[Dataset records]
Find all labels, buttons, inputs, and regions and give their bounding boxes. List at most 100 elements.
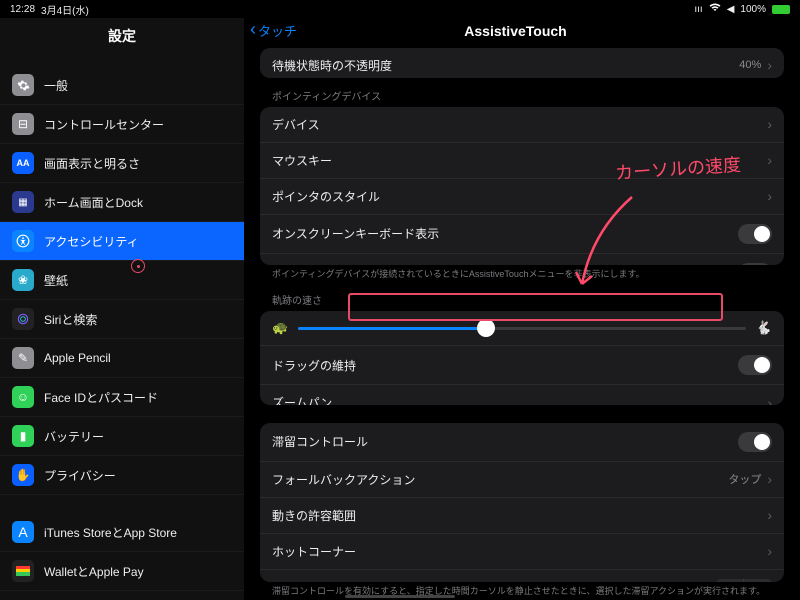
- sidebar-item-wallet[interactable]: WalletとApple Pay: [0, 552, 244, 591]
- row-fallback-action[interactable]: フォールバックアクション タップ: [260, 462, 784, 498]
- home-indicator[interactable]: [345, 595, 455, 598]
- tracking-speed-slider[interactable]: [298, 327, 746, 330]
- battery-percent: 100%: [740, 4, 766, 15]
- panel-dwell: 滞留コントロール フォールバックアクション タップ 動きの許容範囲 ホットコーナ…: [260, 423, 784, 583]
- sidebar-item-label: プライバシー: [44, 467, 116, 484]
- sidebar-title: 設定: [0, 18, 244, 56]
- chevron-right-icon: [767, 507, 772, 523]
- row-label: デバイス: [272, 116, 767, 133]
- row-label: フォールバックアクション: [272, 471, 728, 488]
- sidebar-item-apple-pencil[interactable]: ✎ Apple Pencil: [0, 339, 244, 378]
- row-mousekeys[interactable]: マウスキー: [260, 143, 784, 179]
- toggle-off[interactable]: [738, 224, 772, 244]
- chevron-right-icon: [767, 116, 772, 132]
- sidebar-item-general[interactable]: 一般: [0, 66, 244, 105]
- row-label: ドラッグの維持: [272, 357, 738, 374]
- sidebar-item-label: 画面表示と明るさ: [44, 155, 140, 172]
- sidebar-item-label: コントロールセンター: [44, 116, 164, 133]
- sidebar-item-privacy[interactable]: ✋ プライバシー: [0, 456, 244, 495]
- row-dwell-time: 2.00 秒 − +: [260, 570, 784, 583]
- sidebar-item-home-dock[interactable]: ▦ ホーム画面とDock: [0, 183, 244, 222]
- sidebar-item-label: バッテリー: [44, 428, 104, 445]
- appstore-icon: A: [12, 521, 34, 543]
- slider-thumb[interactable]: [477, 319, 495, 337]
- row-value: タップ: [728, 471, 761, 487]
- sidebar-item-control-center[interactable]: ⊟ コントロールセンター: [0, 105, 244, 144]
- panel-idle: 待機状態時の不透明度 40%: [260, 48, 784, 78]
- chevron-right-icon: [767, 188, 772, 204]
- sidebar-item-label: iTunes StoreとApp Store: [44, 524, 177, 541]
- nav-header: タッチ AssistiveTouch: [244, 18, 800, 44]
- location-icon: ◀: [727, 4, 735, 15]
- row-dwell-control[interactable]: 滞留コントロール: [260, 423, 784, 462]
- switches-icon: ⊟: [12, 113, 34, 135]
- sidebar-item-label: 一般: [44, 77, 68, 94]
- chevron-right-icon: [767, 57, 772, 73]
- siri-icon: [12, 308, 34, 330]
- sidebar-item-battery[interactable]: ▮ バッテリー: [0, 417, 244, 456]
- wallet-icon: [12, 560, 34, 582]
- status-bar: 12:28 3月4日(水) ııı ◀ 100%: [0, 0, 800, 18]
- row-pointer-style[interactable]: ポインタのスタイル: [260, 179, 784, 215]
- accessibility-icon: [12, 230, 34, 252]
- sidebar-item-wallpaper[interactable]: ❀ 壁紙: [0, 261, 244, 300]
- footer-dwell: 滞留コントロールを有効にすると、指定した時間カーソルを静止させたときに、選択した…: [244, 582, 800, 600]
- toggle-off[interactable]: [738, 432, 772, 452]
- row-label: マウスキー: [272, 152, 767, 169]
- hand-icon: ✋: [12, 464, 34, 486]
- wifi-icon: [709, 3, 721, 15]
- sidebar-item-accessibility[interactable]: アクセシビリティ: [0, 222, 244, 261]
- chevron-right-icon: [767, 395, 772, 405]
- sidebar-item-label: 壁紙: [44, 272, 68, 289]
- status-date: 3月4日(水): [41, 2, 89, 17]
- sidebar-item-itunes[interactable]: A iTunes StoreとApp Store: [0, 513, 244, 552]
- row-onscreen-keyboard[interactable]: オンスクリーンキーボード表示: [260, 215, 784, 254]
- row-label: ホットコーナー: [272, 543, 767, 560]
- row-label: ポインタのスタイル: [272, 188, 767, 205]
- signal-icon: ııı: [694, 4, 702, 15]
- tortoise-icon: 🐢: [272, 320, 288, 336]
- row-always-show-menu[interactable]: メニューを常に表示: [260, 254, 784, 265]
- faceid-icon: ☺: [12, 386, 34, 408]
- battery-icon: [772, 5, 790, 14]
- sidebar-item-label: WalletとApple Pay: [44, 563, 144, 580]
- row-label: 動きの許容範囲: [272, 507, 767, 524]
- row-label: 滞留コントロール: [272, 433, 738, 450]
- toggle-off[interactable]: [738, 355, 772, 375]
- row-tracking-slider: 🐢 🐇: [260, 311, 784, 346]
- row-idle-opacity[interactable]: 待機状態時の不透明度 40%: [260, 48, 784, 78]
- toggle-off[interactable]: [738, 263, 772, 265]
- rabbit-icon: 🐇: [756, 320, 772, 336]
- row-drag-lock[interactable]: ドラッグの維持: [260, 346, 784, 385]
- row-label: ズームパン: [272, 394, 767, 404]
- row-label: 待機状態時の不透明度: [272, 57, 739, 74]
- sidebar-item-siri[interactable]: Siriと検索: [0, 300, 244, 339]
- panel-pointing: デバイス マウスキー ポインタのスタイル オンスクリーンキーボード表示 メニュー…: [260, 107, 784, 265]
- sidebar-item-label: Siriと検索: [44, 311, 97, 328]
- sidebar-item-label: アクセシビリティ: [44, 233, 139, 250]
- row-devices[interactable]: デバイス: [260, 107, 784, 143]
- section-pointing-devices: ポインティングデバイス: [244, 78, 800, 107]
- sidebar-item-label: Face IDとパスコード: [44, 389, 158, 406]
- settings-sidebar: 設定 一般 ⊟ コントロールセンター AA 画面表示と明るさ ▦: [0, 18, 244, 600]
- grid-icon: ▦: [12, 191, 34, 213]
- content-pane: タッチ AssistiveTouch 待機状態時の不透明度 40% ポインティン…: [244, 18, 800, 600]
- row-label: オンスクリーンキーボード表示: [272, 225, 738, 242]
- nav-title: AssistiveTouch: [244, 23, 794, 39]
- chevron-right-icon: [767, 543, 772, 559]
- panel-tracking: 🐢 🐇 ドラッグの維持 ズームパン: [260, 311, 784, 404]
- row-hot-corners[interactable]: ホットコーナー: [260, 534, 784, 570]
- sidebar-item-display[interactable]: AA 画面表示と明るさ: [0, 144, 244, 183]
- chevron-right-icon: [767, 471, 772, 487]
- flower-icon: ❀: [12, 269, 34, 291]
- sidebar-item-label: ホーム画面とDock: [44, 194, 143, 211]
- section-tracking-speed: 軌跡の速さ: [244, 282, 800, 311]
- battery-icon: ▮: [12, 425, 34, 447]
- row-zoom-pan[interactable]: ズームパン: [260, 385, 784, 404]
- sidebar-item-label: Apple Pencil: [44, 351, 111, 365]
- aa-icon: AA: [12, 152, 34, 174]
- sidebar-item-faceid[interactable]: ☺ Face IDとパスコード: [0, 378, 244, 417]
- row-movement-tolerance[interactable]: 動きの許容範囲: [260, 498, 784, 534]
- footer-pointing: ポインティングデバイスが接続されているときにAssistiveTouchメニュー…: [244, 265, 800, 283]
- gear-icon: [12, 74, 34, 96]
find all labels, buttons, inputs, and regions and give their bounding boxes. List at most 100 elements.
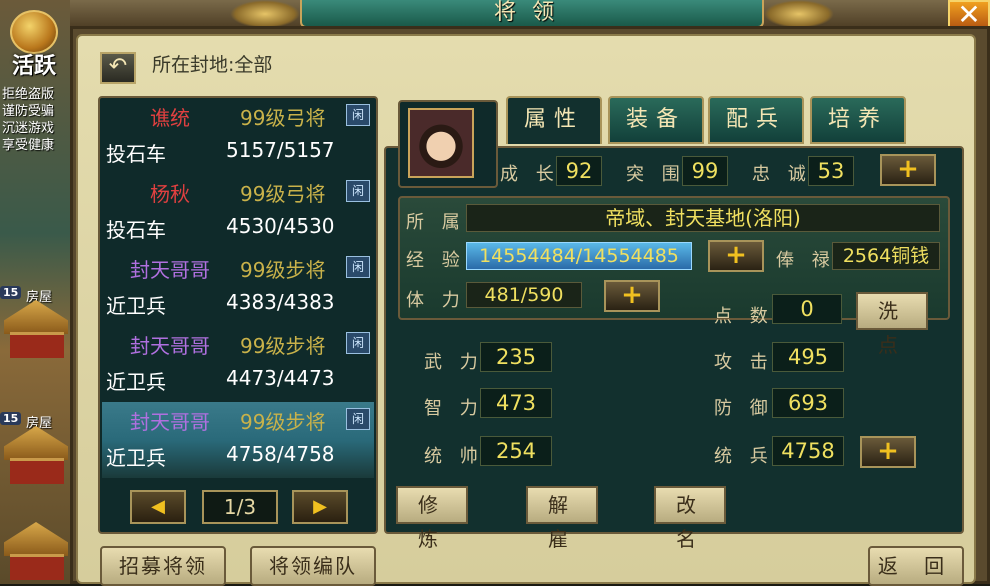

Job
Return all the records above line for line without changing anything, and leave the pictures out.

Response to the task
Find all labels, buttons, inputs, and regions and give their bounding boxes. List at most 100 elements.
- sidebar-item-wallet[interactable]: WalletとApple Pay: [0, 552, 244, 591]
- row-fallback-action[interactable]: フォールバックアクション タップ: [260, 462, 784, 498]
- home-indicator[interactable]: [345, 595, 455, 598]
- tracking-speed-slider[interactable]: [298, 327, 746, 330]
- battery-percent: 100%: [740, 4, 766, 15]
- panel-dwell: 滞留コントロール フォールバックアクション タップ 動きの許容範囲 ホットコーナ…: [260, 423, 784, 583]
- sidebar-item-label: プライバシー: [44, 467, 116, 484]
- sidebar-title: 設定: [0, 18, 244, 56]
- chevron-right-icon: [767, 507, 772, 523]
- row-label: デバイス: [272, 116, 767, 133]
- row-label: フォールバックアクション: [272, 471, 728, 488]
- sidebar-item-apple-pencil[interactable]: ✎ Apple Pencil: [0, 339, 244, 378]
- row-mousekeys[interactable]: マウスキー: [260, 143, 784, 179]
- toggle-off[interactable]: [738, 224, 772, 244]
- chevron-right-icon: [767, 116, 772, 132]
- sidebar-item-general[interactable]: 一般: [0, 66, 244, 105]
- row-label: ドラッグの維持: [272, 357, 738, 374]
- sidebar-item-label: 画面表示と明るさ: [44, 155, 140, 172]
- sidebar-item-label: コントロールセンター: [44, 116, 164, 133]
- sidebar-item-privacy[interactable]: ✋ プライバシー: [0, 456, 244, 495]
- row-dwell-time: 2.00 秒 − +: [260, 570, 784, 583]
- sidebar-item-home-dock[interactable]: ▦ ホーム画面とDock: [0, 183, 244, 222]
- sidebar-item-label: バッテリー: [44, 428, 104, 445]
- appstore-icon: A: [12, 521, 34, 543]
- slider-thumb[interactable]: [477, 319, 495, 337]
- row-value: タップ: [728, 471, 761, 487]
- sidebar-item-control-center[interactable]: ⊟ コントロールセンター: [0, 105, 244, 144]
- panel-idle: 待機状態時の不透明度 40%: [260, 48, 784, 78]
- chevron-right-icon: [767, 188, 772, 204]
- sidebar-item-label: iTunes StoreとApp Store: [44, 524, 177, 541]
- nav-header: タッチ AssistiveTouch: [244, 18, 800, 44]
- location-icon: ◀: [727, 4, 735, 15]
- row-dwell-control[interactable]: 滞留コントロール: [260, 423, 784, 462]
- switches-icon: ⊟: [12, 113, 34, 135]
- sidebar-item-label: 一般: [44, 77, 68, 94]
- chevron-right-icon: [767, 57, 772, 73]
- siri-icon: [12, 308, 34, 330]
- sidebar-item-battery[interactable]: ▮ バッテリー: [0, 417, 244, 456]
- wallet-icon: [12, 560, 34, 582]
- status-bar: 12:28 3月4日(水) ııı ◀ 100%: [0, 0, 800, 18]
- row-pointer-style[interactable]: ポインタのスタイル: [260, 179, 784, 215]
- accessibility-icon: [12, 230, 34, 252]
- sidebar-item-wallpaper[interactable]: ❀ 壁紙: [0, 261, 244, 300]
- footer-dwell: 滞留コントロールを有効にすると、指定した時間カーソルを静止させたときに、選択した…: [244, 582, 800, 600]
- toggle-off[interactable]: [738, 432, 772, 452]
- row-label: マウスキー: [272, 152, 767, 169]
- hand-icon: ✋: [12, 464, 34, 486]
- wifi-icon: [709, 3, 721, 15]
- sidebar-item-accessibility[interactable]: アクセシビリティ: [0, 222, 244, 261]
- chevron-right-icon: [767, 395, 772, 405]
- sidebar-item-label: 壁紙: [44, 272, 68, 289]
- status-date: 3月4日(水): [41, 2, 89, 17]
- sidebar-item-itunes[interactable]: A iTunes StoreとApp Store: [0, 513, 244, 552]
- row-onscreen-keyboard[interactable]: オンスクリーンキーボード表示: [260, 215, 784, 254]
- row-label: ホットコーナー: [272, 543, 767, 560]
- row-label: ポインタのスタイル: [272, 188, 767, 205]
- signal-icon: ııı: [694, 4, 702, 15]
- tortoise-icon: 🐢: [272, 320, 288, 336]
- row-always-show-menu[interactable]: メニューを常に表示: [260, 254, 784, 265]
- faceid-icon: ☺: [12, 386, 34, 408]
- battery-icon: [772, 5, 790, 14]
- sidebar-item-label: WalletとApple Pay: [44, 563, 144, 580]
- row-label: 動きの許容範囲: [272, 507, 767, 524]
- row-label: 滞留コントロール: [272, 433, 738, 450]
- toggle-off[interactable]: [738, 355, 772, 375]
- row-tracking-slider: 🐢 🐇: [260, 311, 784, 346]
- row-idle-opacity[interactable]: 待機状態時の不透明度 40%: [260, 48, 784, 78]
- toggle-off[interactable]: [738, 263, 772, 265]
- rabbit-icon: 🐇: [756, 320, 772, 336]
- row-drag-lock[interactable]: ドラッグの維持: [260, 346, 784, 385]
- row-label: ズームパン: [272, 394, 767, 404]
- row-label: 待機状態時の不透明度: [272, 57, 739, 74]
- sidebar-item-siri[interactable]: Siriと検索: [0, 300, 244, 339]
- panel-pointing: デバイス マウスキー ポインタのスタイル オンスクリーンキーボード表示 メニュー…: [260, 107, 784, 265]
- sidebar-item-label: Siriと検索: [44, 311, 97, 328]
- sidebar-item-label: アクセシビリティ: [44, 233, 139, 250]
- row-devices[interactable]: デバイス: [260, 107, 784, 143]
- section-pointing-devices: ポインティングデバイス: [244, 78, 800, 107]
- sidebar-item-label: Face IDとパスコード: [44, 389, 158, 406]
- settings-sidebar: 設定 一般 ⊟ コントロールセンター AA 画面表示と明るさ ▦: [0, 18, 244, 600]
- grid-icon: ▦: [12, 191, 34, 213]
- content-pane: タッチ AssistiveTouch 待機状態時の不透明度 40% ポインティン…: [244, 18, 800, 600]
- row-label: オンスクリーンキーボード表示: [272, 225, 738, 242]
- nav-title: AssistiveTouch: [244, 23, 794, 39]
- chevron-right-icon: [767, 543, 772, 559]
- panel-tracking: 🐢 🐇 ドラッグの維持 ズームパン: [260, 311, 784, 404]
- row-hot-corners[interactable]: ホットコーナー: [260, 534, 784, 570]
- sidebar-item-display[interactable]: AA 画面表示と明るさ: [0, 144, 244, 183]
- chevron-right-icon: [767, 471, 772, 487]
- flower-icon: ❀: [12, 269, 34, 291]
- sidebar-item-label: ホーム画面とDock: [44, 194, 143, 211]
- section-tracking-speed: 軌跡の速さ: [244, 282, 800, 311]
- battery-icon: ▮: [12, 425, 34, 447]
- row-zoom-pan[interactable]: ズームパン: [260, 385, 784, 404]
- sidebar-item-label: Apple Pencil: [44, 351, 111, 365]
- aa-icon: AA: [12, 152, 34, 174]
- sidebar-item-faceid[interactable]: ☺ Face IDとパスコード: [0, 378, 244, 417]
- row-movement-tolerance[interactable]: 動きの許容範囲: [260, 498, 784, 534]
- footer-pointing: ポインティングデバイスが接続されているときにAssistiveTouchメニュー…: [244, 265, 800, 283]
- gear-icon: [12, 74, 34, 96]
find all labels, buttons, inputs, and regions and give their bounding boxes. List at most 100 elements.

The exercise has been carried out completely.